» Yapılacak Çalışmalar:
1. Deyimler ve atasözleri konulu metinde "Deyimlerin Özellikleri" başlığı altında numaralandırılmış maddelerin her birinin ilk cümlesini sırasıyla yazınız.
2. Deyimler ve atasözleri konulu metni kaldığı yerden sürdürünüz.

» Verilen Metin:

:::::

Deyimlerin Özellikleri

 1.  Deyimler kalıplaşmış sözcüklerdir. Deyimlerde bulunan sözcüklerin yerine eş anlamlıları bile getirilemez. Sözcüklerin yerleri değiştirilemez.

Örnek(ler)

» Sürahiden boşalırcasına yağmak (Yanlış)
» Bardaktan boşalırcasına yağmak (Doğru)

» Suratından düşen bin parça (Yanlış)


» Yüzünden düşen bin parça (Doğru)

 2.  Deyimler şahsa ve zamana göre çekimlenebilir.

Örnek(ler)

» Ödevimi yapınca öğretmenin gözüne girdim. (Ben)
» Ödevimizi yapınca öğretmenin gözüne girdik. (Biz)

 3.  Deyimler genellikle mecaz anlamlıdır.

Örnek(ler)

» “Kök söktürmek” deyimi “bir bitkinin kökünü çıkarttırmak” değil, “güçlük çıkarmak, uğraştırmak” anlamındadır.
» “Hapı yutmak” deyimi “ilaç içmek” değil, “kötü duruma düşmek” anlamındadır.

 4.  Bazı deyimlerin gerçek anlamları da vardır.

Örnek(ler)

» Sır saklamak: Sırrı açıklamamak
» El sürmemek: Değmemek, dokunmamak 

 5.  Deyimler bir kavramı ya da bir durumu anlatmak için kullanılır. Ders verme amacı taşımaz.

Örnek(ler)

» “Burun kıvırmak” deyimi, beğenmeyip küçümsemek anlamını içermektedir. Herhangi bir ders verme amacı taşımamaktadır. 

 6.  Deyimler sözcük grubu ya da cümle şeklinde bulunabilir.

Örnek(ler)

» Ağzı kulaklarına varmak (sözcük grubu)
» İğne atsan yere düşmez (cümle)
» İçi içine sığmamak (sözcük grubu)
» Ne tadı var ne tuzu (cümle) 

 

2. Atasözleri



Uzun gözlem ve deneyimler sonucu oluşmuş, bilgi ve öğüt veren kalıplaşmış sözlere atasözü denir.

Atasözlerinin Özellikleri



 1.  Atasözlerinin söyleyeni belli değildir, atasözleri halkın ortak malıdır.

Atasözleri anonimdir yani atasözünü söyleyen kişi belli değildir.

 

 2.  Atasözleri kalıplaşmış sözlerdir. Bu yüzden atasözünü oluşturan sözcükler yerine başka sözcükler getirilemez, sözcüklerin sıralanışında da değişiklik yapılamaz.

Örnek(ler)

:::::

» Veri Kümesinden Kesit:
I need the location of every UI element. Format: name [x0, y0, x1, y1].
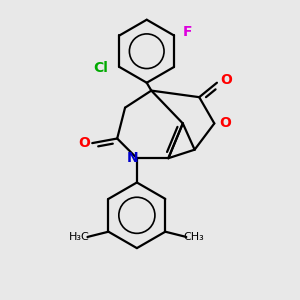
Text: O: O — [78, 136, 90, 150]
Text: F: F — [182, 25, 192, 38]
Text: N: N — [127, 151, 139, 164]
Text: Cl: Cl — [94, 61, 109, 75]
Text: O: O — [219, 116, 231, 130]
Text: O: O — [220, 73, 232, 87]
Text: H₃C: H₃C — [69, 232, 90, 242]
Text: CH₃: CH₃ — [184, 232, 205, 242]
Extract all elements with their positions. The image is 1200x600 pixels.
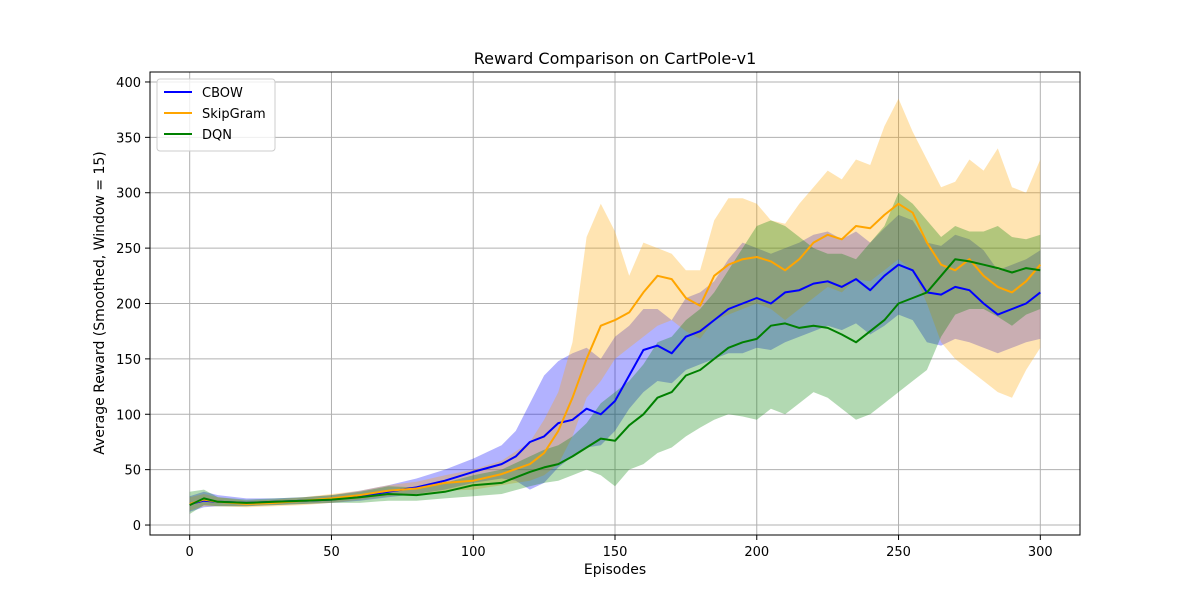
x-tick-label: 300 bbox=[1028, 545, 1053, 560]
x-axis-ticks: 0 50 100 150 200 250 300 bbox=[186, 535, 1053, 560]
confidence-bands bbox=[189, 98, 1041, 514]
x-tick-label: 0 bbox=[186, 545, 194, 560]
x-tick-label: 50 bbox=[323, 545, 340, 560]
grid-lines bbox=[150, 72, 1080, 535]
dqn-mean-line bbox=[189, 258, 1041, 507]
x-tick-label: 100 bbox=[461, 545, 486, 560]
y-tick-label: 350 bbox=[116, 131, 141, 146]
y-axis-label: Average Reward (Smoothed, Window = 15) bbox=[92, 151, 108, 455]
skipgram-mean-line bbox=[189, 202, 1042, 505]
y-tick-label: 400 bbox=[116, 76, 141, 91]
x-axis-label: Episodes bbox=[584, 562, 646, 578]
legend-label: SkipGram bbox=[202, 107, 266, 122]
legend-label: DQN bbox=[202, 128, 232, 143]
chart-title: Reward Comparison on CartPole-v1 bbox=[474, 49, 757, 68]
cbow-confidence-band bbox=[189, 214, 1041, 512]
x-tick-label: 250 bbox=[886, 545, 911, 560]
legend: CBOW SkipGram DQN bbox=[156, 78, 276, 152]
y-tick-label: 150 bbox=[116, 353, 141, 368]
y-tick-label: 0 bbox=[133, 519, 141, 534]
x-tick-label: 150 bbox=[603, 545, 628, 560]
y-axis-ticks: 0 50 100 150 200 250 300 350 400 bbox=[116, 76, 150, 534]
skipgram-confidence-band bbox=[189, 98, 1041, 511]
series-lines bbox=[189, 202, 1042, 507]
y-tick-label: 100 bbox=[116, 408, 141, 423]
y-tick-label: 250 bbox=[116, 242, 141, 257]
y-tick-label: 200 bbox=[116, 298, 141, 313]
legend-label: CBOW bbox=[202, 86, 243, 101]
plot-area bbox=[149, 71, 1081, 536]
y-tick-label: 50 bbox=[124, 464, 141, 479]
x-tick-label: 200 bbox=[744, 545, 769, 560]
y-tick-label: 300 bbox=[116, 187, 141, 202]
dqn-confidence-band bbox=[189, 192, 1041, 514]
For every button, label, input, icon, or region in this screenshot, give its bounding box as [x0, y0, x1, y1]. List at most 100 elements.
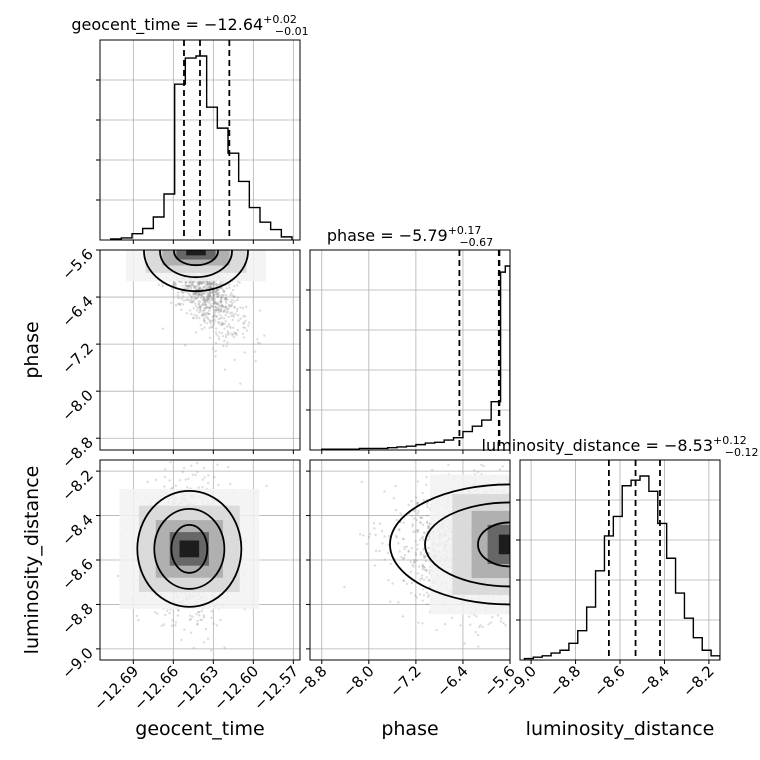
sample-point [192, 243, 194, 245]
sample-point [161, 327, 165, 330]
sample-point [174, 241, 176, 243]
sample-point [204, 299, 207, 302]
sample-point [422, 594, 426, 597]
sample-point [174, 243, 176, 245]
scatter-points [116, 461, 268, 652]
sample-point [210, 325, 213, 328]
sample-point [219, 302, 223, 306]
sample-point [221, 296, 224, 299]
histogram-bin [207, 107, 218, 240]
histogram-bin [693, 638, 702, 660]
sample-point [200, 313, 204, 317]
histogram-bin [164, 194, 175, 240]
sample-point [194, 287, 198, 291]
sample-point [403, 547, 406, 551]
sample-point [423, 556, 426, 559]
sample-point [215, 289, 218, 292]
sample-point [184, 245, 186, 247]
sample-point [208, 291, 211, 295]
sample-point [197, 282, 200, 285]
histogram-bin [542, 656, 551, 660]
sample-point [197, 281, 200, 284]
sample-point [156, 244, 158, 246]
sample-point [181, 291, 185, 294]
sample-point [183, 344, 187, 347]
histogram-bin [416, 445, 425, 450]
sample-point [214, 310, 217, 313]
sample-point [194, 473, 197, 477]
histogram-bin [132, 234, 143, 240]
sample-point [179, 245, 181, 247]
sample-point [419, 553, 422, 556]
sample-point [177, 302, 180, 306]
sample-point [208, 294, 212, 297]
sample-point [159, 241, 161, 243]
sample-point [230, 298, 234, 301]
sample-point [421, 565, 424, 568]
sample-point [158, 247, 160, 249]
sample-point [221, 323, 224, 326]
sample-point [225, 302, 228, 305]
sample-point [215, 314, 218, 318]
sample-point [199, 241, 201, 243]
sample-point [190, 242, 192, 244]
sample-point [184, 245, 186, 247]
sample-point [220, 296, 223, 300]
sample-point [213, 314, 216, 317]
sample-point [180, 243, 182, 245]
sample-point [188, 281, 191, 285]
sample-point [226, 307, 230, 311]
sample-point [225, 325, 229, 328]
sample-point [187, 299, 191, 302]
sample-point [215, 309, 218, 312]
sample-point [214, 293, 218, 296]
sample-point [193, 313, 196, 317]
sample-point [203, 303, 206, 306]
sample-point [224, 296, 228, 300]
contour-86% [153, 507, 226, 590]
sample-point [163, 243, 165, 245]
sample-point [183, 466, 186, 470]
sample-point [205, 287, 208, 290]
sample-point [172, 281, 176, 284]
sample-point [422, 538, 425, 541]
sample-point [168, 611, 171, 615]
sample-point [217, 317, 221, 321]
sample-point [204, 627, 208, 631]
sample-point [212, 323, 215, 327]
sample-point [180, 280, 183, 284]
sample-point [402, 557, 406, 560]
sample-point [198, 246, 200, 248]
sample-point [201, 478, 204, 481]
sample-point [194, 297, 198, 301]
sample-point [231, 334, 234, 337]
sample-point [216, 303, 220, 306]
x-tick-label-luminosity-distance: −8.6 [590, 662, 628, 700]
sample-point [263, 334, 266, 337]
sample-point [116, 574, 120, 578]
title-luminosity-distance-minus: −0.12 [725, 446, 759, 459]
sample-point [198, 240, 200, 242]
sample-point [233, 285, 236, 288]
sample-point [215, 307, 218, 310]
sample-point [213, 297, 216, 301]
sample-point [212, 319, 215, 323]
sample-point [223, 289, 226, 293]
sample-point [193, 293, 196, 296]
sample-point [197, 294, 201, 297]
sample-point [223, 310, 226, 313]
sample-point [224, 298, 228, 301]
histogram-bin [578, 631, 587, 660]
sample-point [187, 244, 189, 246]
sample-point [214, 341, 218, 345]
sample-point [427, 525, 430, 528]
sample-point [395, 536, 399, 539]
sample-point [196, 461, 199, 465]
sample-point [229, 311, 232, 315]
sample-point [199, 307, 203, 311]
sample-point [473, 469, 476, 472]
sample-point [427, 526, 431, 529]
sample-point [480, 463, 483, 467]
sample-point [109, 165, 111, 167]
sample-point [200, 293, 204, 297]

:::::

» Beklenen Çıktılar:
1.
1. Deyimler kalıplaşmış sözcüklerdir.
2. Deyimler şahsa ve zamana göre çekimlenebilir.
3. Deyimler genellikle mecaz anlamlıdır.
4. Bazı deyimlerin gerçek anlamları da vardır.
5. Deyimler bir kavramı ya da bir durumu anlatmak için kullanılır.
6. Deyimler sözcük grubu ya da cümle şeklinde bulunabilir.

2.
“Damlaya damlaya göl olur. ” atasözünde bulunan “göl” sözcüğünün yerine “havuz” sözcüğünü getiremeyiz. Sözcüklerin yerlerini değiştirip “Göl damlaya damlaya olur.” da diyemeyiz. Atasözlerinin hepsi tamamlanmış bir yargı bildirir. Bu nedenle atasözleri cümle değeri taşır.

 3.  Atasözlerinin birçoğunda mecazlı bir söyleyiş vardır.

Örnek(ler)

“Terzi kendi söküğünü dikemez ” atasözü, “İnsanlar başkalarına yaptıkları hizmetleri kendilerine yapamazlar.” anlamını taşır. Bu atasözünün terziyle,  sökükle bir ilgisi yoktur.

 4.  Çok az da olsa gerçek anlam taşıyan atasözleri de vardır.

Örnek(ler)

» Dost ile ye, iç; alışveriş etme.
» Bugünün işini yarına bırakma.

 5.  Atasözlerinin bazıları aynı veya yakın anlamlıdır.

Örnek(ler)

» Mum dibine ışık vermez.  ↔ Terzi kendi söküğünü dikemez.
» Körle yatan şaşı kalkar. ↔ Üzüm üzüme baka baka kararır. ↔ İsin yanına varan is, misin yanına varan mis kokar.

 6.  Atasözlerinin bazıları zıt anlamlıdır.

Örnek(ler)

» Fazla mal göz çıkarmaz.  → Azıcık aşım, kaygısız başım.
» İyilik eden iyilik bulur. → İyilikten maraz doğar.

 

Atasözleri ve Deyimleri Arasındaki Benzerlikler ve Farklılıklar



Atasözleri ve Deyimlerin Ortak Özellikleri:

1. Çok eski zamanlardan günümüze ulaştıkları için kimin tarafından söylendikleri belli değildir.


2. Kısa ve özlü sözlerdir. Yani az sözcükle çok şey anlatırlar.
3. Kalıplaşmış sözlerdir. Herhangi bir değişikliğe uğramazlar.
4. Genellikle mecaz anlam taşırlar.

 

Atasözleri ile Deyimler Arasındaki Farklar:



1. Atasözleri cümle şeklindeyken, deyimler çoğunlukla söz grubu şeklindedir.

Örnek(ler)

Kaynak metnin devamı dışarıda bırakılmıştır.